■ **Goal of the exercise**:
Recast the lines of the items as a JSON list of strings, one string per line, leaving out blank lines. Begin at the line that contains "series-marker — [236, 150, 246, 159]" and stop after the line that contains "series-marker — [579, 56, 589, 65]".

Element and coordinate records:
'''

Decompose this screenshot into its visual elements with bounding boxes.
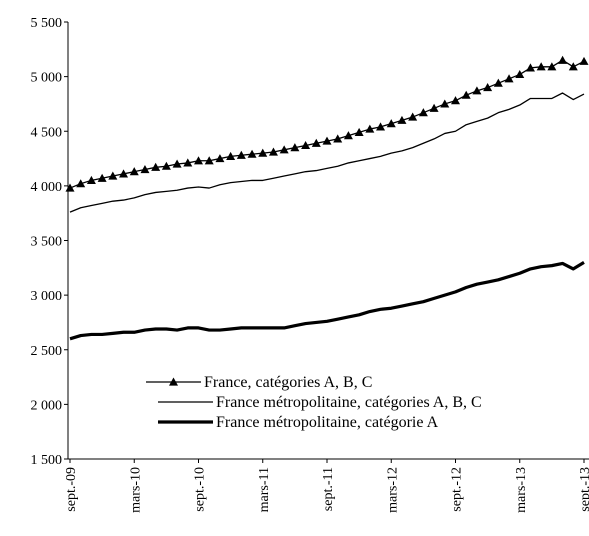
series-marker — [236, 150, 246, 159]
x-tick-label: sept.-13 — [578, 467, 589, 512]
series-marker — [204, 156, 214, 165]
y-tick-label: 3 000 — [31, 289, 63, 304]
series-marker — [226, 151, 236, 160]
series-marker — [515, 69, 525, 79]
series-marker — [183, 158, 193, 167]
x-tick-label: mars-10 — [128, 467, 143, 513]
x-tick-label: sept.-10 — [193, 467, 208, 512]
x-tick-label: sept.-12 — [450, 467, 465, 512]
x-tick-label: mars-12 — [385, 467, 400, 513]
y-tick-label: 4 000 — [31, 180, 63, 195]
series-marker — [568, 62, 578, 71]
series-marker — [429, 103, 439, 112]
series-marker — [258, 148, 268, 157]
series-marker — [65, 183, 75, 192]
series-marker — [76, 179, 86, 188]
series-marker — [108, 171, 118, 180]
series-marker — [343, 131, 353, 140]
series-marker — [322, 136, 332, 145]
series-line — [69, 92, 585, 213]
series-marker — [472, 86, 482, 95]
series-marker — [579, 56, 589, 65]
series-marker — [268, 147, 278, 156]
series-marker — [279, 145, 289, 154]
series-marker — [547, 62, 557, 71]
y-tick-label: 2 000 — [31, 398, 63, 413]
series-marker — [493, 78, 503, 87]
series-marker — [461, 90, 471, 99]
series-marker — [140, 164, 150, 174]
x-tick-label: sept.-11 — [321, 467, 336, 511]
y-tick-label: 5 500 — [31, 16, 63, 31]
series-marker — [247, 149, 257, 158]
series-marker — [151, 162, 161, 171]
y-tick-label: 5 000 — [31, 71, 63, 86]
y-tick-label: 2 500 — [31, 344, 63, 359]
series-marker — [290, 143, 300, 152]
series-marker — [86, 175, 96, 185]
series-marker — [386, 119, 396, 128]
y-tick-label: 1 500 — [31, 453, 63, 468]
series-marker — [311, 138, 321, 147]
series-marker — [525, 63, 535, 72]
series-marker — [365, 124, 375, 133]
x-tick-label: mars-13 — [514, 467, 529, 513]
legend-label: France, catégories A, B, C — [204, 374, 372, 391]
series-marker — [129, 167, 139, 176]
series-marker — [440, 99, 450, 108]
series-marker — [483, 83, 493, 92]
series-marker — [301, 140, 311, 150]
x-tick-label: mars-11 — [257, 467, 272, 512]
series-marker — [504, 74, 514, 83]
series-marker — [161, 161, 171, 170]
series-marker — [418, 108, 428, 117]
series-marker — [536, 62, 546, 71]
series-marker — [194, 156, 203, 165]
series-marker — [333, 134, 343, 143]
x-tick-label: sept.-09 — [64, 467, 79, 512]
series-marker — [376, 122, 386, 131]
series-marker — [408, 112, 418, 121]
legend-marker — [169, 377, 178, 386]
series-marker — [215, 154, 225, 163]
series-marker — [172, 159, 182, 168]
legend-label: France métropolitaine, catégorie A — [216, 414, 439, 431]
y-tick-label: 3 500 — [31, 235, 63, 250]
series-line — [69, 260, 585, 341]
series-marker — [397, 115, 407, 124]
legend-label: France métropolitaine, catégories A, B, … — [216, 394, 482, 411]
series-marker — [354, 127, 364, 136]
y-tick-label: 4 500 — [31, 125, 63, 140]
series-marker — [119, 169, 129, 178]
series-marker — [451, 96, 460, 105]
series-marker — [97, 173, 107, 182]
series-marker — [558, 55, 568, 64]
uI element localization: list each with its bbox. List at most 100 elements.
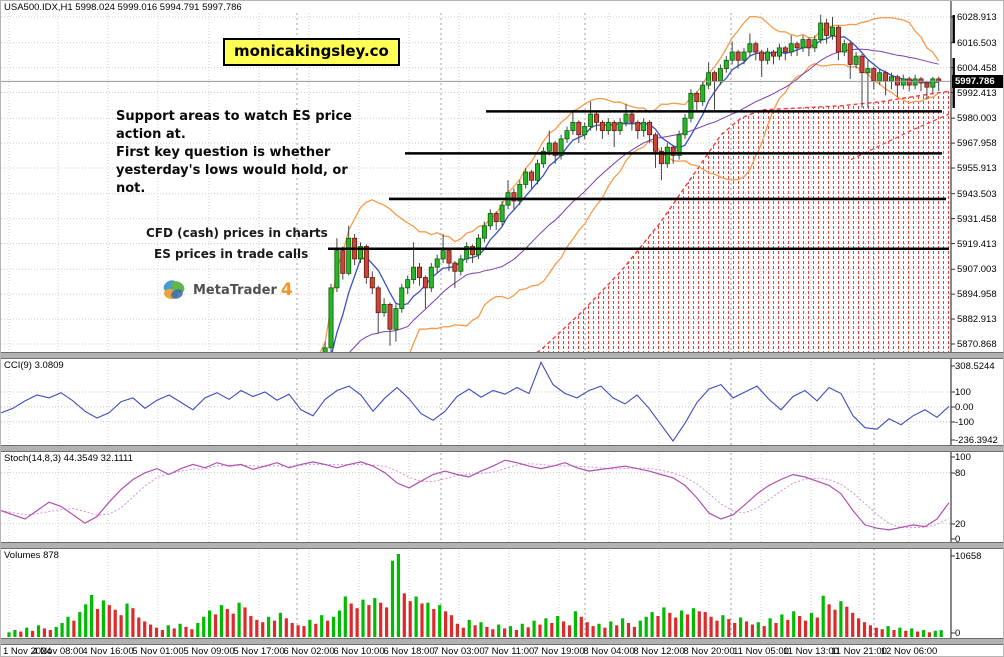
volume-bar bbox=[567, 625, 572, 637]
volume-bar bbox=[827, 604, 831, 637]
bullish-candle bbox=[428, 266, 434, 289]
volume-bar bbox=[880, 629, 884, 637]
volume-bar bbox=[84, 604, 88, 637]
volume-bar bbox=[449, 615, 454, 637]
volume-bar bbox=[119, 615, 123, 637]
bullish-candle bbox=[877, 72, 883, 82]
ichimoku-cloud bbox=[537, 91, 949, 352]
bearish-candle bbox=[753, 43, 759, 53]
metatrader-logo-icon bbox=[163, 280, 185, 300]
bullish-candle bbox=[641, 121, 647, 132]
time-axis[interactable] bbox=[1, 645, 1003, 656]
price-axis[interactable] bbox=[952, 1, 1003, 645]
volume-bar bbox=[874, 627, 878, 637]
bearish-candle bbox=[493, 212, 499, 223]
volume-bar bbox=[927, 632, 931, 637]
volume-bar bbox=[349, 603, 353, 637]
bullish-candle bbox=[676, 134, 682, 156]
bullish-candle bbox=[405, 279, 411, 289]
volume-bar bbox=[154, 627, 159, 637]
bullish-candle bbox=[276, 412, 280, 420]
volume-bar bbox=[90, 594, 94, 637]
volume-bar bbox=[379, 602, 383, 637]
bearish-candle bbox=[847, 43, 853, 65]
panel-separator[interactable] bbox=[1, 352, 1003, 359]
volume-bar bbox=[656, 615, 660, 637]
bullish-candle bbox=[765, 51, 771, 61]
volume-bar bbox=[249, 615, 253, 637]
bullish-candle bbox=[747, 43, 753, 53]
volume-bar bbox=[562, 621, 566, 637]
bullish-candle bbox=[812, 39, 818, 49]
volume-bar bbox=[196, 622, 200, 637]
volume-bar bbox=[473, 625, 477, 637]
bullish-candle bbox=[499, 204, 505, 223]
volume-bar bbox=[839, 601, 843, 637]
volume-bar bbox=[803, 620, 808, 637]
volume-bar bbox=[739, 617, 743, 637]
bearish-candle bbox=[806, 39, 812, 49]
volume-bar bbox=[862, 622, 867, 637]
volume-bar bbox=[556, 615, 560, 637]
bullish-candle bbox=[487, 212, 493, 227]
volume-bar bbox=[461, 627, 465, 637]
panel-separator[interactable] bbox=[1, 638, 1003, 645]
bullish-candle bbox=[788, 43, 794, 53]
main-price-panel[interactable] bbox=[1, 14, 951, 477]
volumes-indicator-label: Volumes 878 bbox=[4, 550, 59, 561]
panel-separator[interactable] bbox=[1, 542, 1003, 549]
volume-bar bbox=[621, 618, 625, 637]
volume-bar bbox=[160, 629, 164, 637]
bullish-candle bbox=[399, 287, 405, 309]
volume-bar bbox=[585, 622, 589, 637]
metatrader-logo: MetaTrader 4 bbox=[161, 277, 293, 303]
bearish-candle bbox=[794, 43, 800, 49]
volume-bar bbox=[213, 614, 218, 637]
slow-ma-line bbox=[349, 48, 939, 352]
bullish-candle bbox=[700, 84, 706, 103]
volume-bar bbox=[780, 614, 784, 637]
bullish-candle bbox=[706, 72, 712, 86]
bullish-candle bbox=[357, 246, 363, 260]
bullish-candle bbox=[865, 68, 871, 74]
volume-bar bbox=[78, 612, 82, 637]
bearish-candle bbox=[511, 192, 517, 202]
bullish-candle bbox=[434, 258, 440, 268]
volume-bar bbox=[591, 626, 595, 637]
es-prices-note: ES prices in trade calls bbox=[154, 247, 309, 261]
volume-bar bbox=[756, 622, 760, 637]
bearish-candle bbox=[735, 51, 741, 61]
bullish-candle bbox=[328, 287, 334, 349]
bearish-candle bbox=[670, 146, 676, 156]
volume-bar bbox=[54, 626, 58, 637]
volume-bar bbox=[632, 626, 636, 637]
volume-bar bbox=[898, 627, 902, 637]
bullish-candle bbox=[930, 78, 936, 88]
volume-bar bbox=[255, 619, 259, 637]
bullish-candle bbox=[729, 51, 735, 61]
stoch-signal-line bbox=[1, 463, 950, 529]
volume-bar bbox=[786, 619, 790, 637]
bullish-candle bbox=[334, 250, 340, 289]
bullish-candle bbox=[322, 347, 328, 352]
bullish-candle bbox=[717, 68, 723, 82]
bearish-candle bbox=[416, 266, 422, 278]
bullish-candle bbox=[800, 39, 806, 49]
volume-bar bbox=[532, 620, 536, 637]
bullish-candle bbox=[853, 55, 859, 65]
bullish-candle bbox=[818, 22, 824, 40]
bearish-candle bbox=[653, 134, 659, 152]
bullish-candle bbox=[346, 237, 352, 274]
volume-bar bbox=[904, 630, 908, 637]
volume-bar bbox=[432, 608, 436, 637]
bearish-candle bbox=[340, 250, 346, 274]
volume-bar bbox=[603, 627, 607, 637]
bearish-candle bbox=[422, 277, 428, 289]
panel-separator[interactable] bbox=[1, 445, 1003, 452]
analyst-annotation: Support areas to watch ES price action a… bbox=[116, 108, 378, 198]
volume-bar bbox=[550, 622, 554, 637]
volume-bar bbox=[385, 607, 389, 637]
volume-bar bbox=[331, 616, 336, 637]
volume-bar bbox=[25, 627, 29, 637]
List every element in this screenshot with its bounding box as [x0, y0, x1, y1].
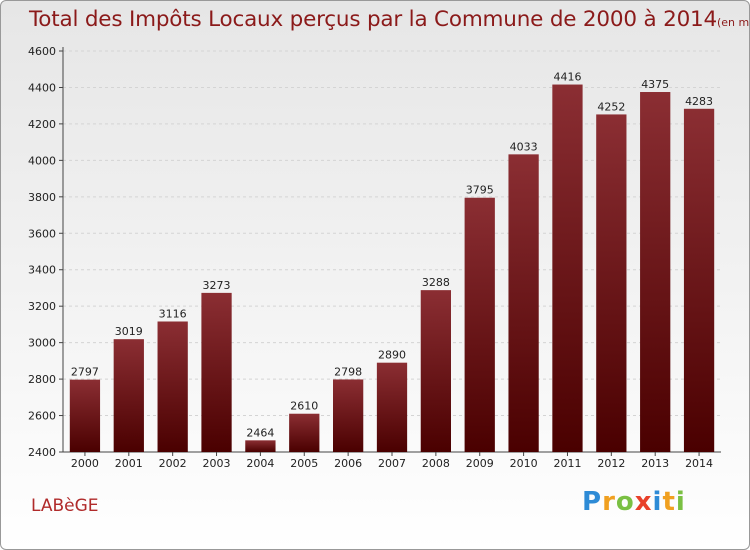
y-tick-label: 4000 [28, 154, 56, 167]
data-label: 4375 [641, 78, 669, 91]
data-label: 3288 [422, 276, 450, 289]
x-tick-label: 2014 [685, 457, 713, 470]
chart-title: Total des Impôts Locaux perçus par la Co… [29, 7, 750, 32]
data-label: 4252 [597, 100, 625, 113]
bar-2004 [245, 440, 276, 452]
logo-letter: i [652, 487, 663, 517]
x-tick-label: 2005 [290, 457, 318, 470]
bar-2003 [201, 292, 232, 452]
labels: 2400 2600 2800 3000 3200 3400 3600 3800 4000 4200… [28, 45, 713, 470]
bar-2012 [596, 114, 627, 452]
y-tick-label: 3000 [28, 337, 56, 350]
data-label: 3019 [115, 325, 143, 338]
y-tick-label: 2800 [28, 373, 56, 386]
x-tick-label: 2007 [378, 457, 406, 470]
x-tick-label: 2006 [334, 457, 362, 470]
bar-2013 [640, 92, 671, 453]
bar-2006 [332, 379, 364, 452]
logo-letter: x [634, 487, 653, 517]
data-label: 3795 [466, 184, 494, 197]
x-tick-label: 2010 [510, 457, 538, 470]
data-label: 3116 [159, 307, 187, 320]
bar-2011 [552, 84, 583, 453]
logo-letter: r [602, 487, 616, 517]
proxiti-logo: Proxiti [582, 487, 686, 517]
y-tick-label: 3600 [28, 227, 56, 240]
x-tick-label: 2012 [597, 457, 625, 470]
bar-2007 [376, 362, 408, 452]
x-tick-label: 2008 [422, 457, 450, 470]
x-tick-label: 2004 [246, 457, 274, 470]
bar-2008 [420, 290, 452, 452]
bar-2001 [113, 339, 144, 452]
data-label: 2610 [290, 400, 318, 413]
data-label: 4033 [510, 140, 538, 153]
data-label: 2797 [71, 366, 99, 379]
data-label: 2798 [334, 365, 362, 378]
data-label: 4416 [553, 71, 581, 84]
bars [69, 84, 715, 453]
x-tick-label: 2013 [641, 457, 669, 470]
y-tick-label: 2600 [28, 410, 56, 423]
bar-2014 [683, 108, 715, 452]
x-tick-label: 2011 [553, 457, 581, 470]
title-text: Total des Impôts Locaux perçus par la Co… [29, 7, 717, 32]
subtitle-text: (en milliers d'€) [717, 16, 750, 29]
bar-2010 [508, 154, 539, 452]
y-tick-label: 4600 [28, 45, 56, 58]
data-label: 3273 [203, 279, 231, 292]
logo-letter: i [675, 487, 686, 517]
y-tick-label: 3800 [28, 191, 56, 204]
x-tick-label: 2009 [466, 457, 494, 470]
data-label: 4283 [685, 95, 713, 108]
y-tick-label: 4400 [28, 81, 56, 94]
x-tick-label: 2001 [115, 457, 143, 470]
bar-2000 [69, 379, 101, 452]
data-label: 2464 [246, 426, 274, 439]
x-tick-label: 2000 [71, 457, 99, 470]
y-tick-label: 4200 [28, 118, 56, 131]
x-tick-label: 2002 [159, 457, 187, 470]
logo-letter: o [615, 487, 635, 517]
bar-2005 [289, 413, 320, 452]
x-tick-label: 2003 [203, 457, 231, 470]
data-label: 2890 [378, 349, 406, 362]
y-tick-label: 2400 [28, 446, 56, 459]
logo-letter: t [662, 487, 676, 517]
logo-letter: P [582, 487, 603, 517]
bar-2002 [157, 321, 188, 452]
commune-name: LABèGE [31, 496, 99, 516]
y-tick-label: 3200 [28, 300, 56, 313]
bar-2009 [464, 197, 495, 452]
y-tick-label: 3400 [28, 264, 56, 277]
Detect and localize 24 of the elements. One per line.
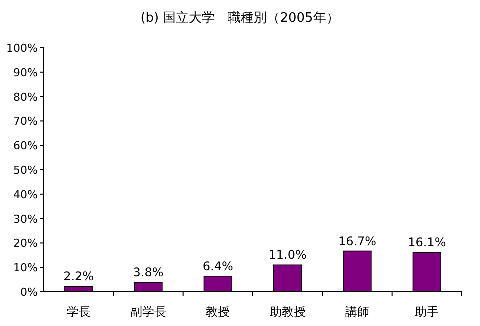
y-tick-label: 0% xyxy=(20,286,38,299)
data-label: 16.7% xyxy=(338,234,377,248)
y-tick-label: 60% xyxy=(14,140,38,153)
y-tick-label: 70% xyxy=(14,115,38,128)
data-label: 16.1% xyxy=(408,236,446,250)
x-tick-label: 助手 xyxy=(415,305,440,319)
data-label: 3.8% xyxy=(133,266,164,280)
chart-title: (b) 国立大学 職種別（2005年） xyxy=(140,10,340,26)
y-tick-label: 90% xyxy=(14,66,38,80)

'''

■ **Exercise response**:
[
  "series-marker — [236, 150, 246, 159]",
  "x-tick-label: sept.-13 — [578, 467, 589, 512]",
  "series-marker — [204, 156, 214, 165]",
  "y-tick-label: 3 000 — [31, 289, 63, 304]",
  "series-marker — [226, 151, 236, 160]",
  "series-marker — [515, 69, 525, 79]",
  "series-marker — [183, 158, 193, 167]",
  "x-tick-label: mars-10 — [128, 467, 143, 513]",
  "x-tick-label: sept.-10 — [193, 467, 208, 512]",
  "x-tick-label: sept.-12 — [450, 467, 465, 512]",
  "x-tick-label: mars-12 — [385, 467, 400, 513]",
  "y-tick-label: 4 000 — [31, 180, 63, 195]",
  "series-marker — [568, 62, 578, 71]",
  "series-marker — [429, 103, 439, 112]",
  "series-marker — [258, 148, 268, 157]",
  "series-marker — [65, 183, 75, 192]",
  "series-marker — [76, 179, 86, 188]",
  "series-marker — [108, 171, 118, 180]",
  "series-marker — [343, 131, 353, 140]",
  "series-marker — [322, 136, 332, 145]",
  "series-line — [69, 92, 585, 213]",
  "series-marker — [472, 86, 482, 95]",
  "series-marker — [579, 56, 589, 65]"
]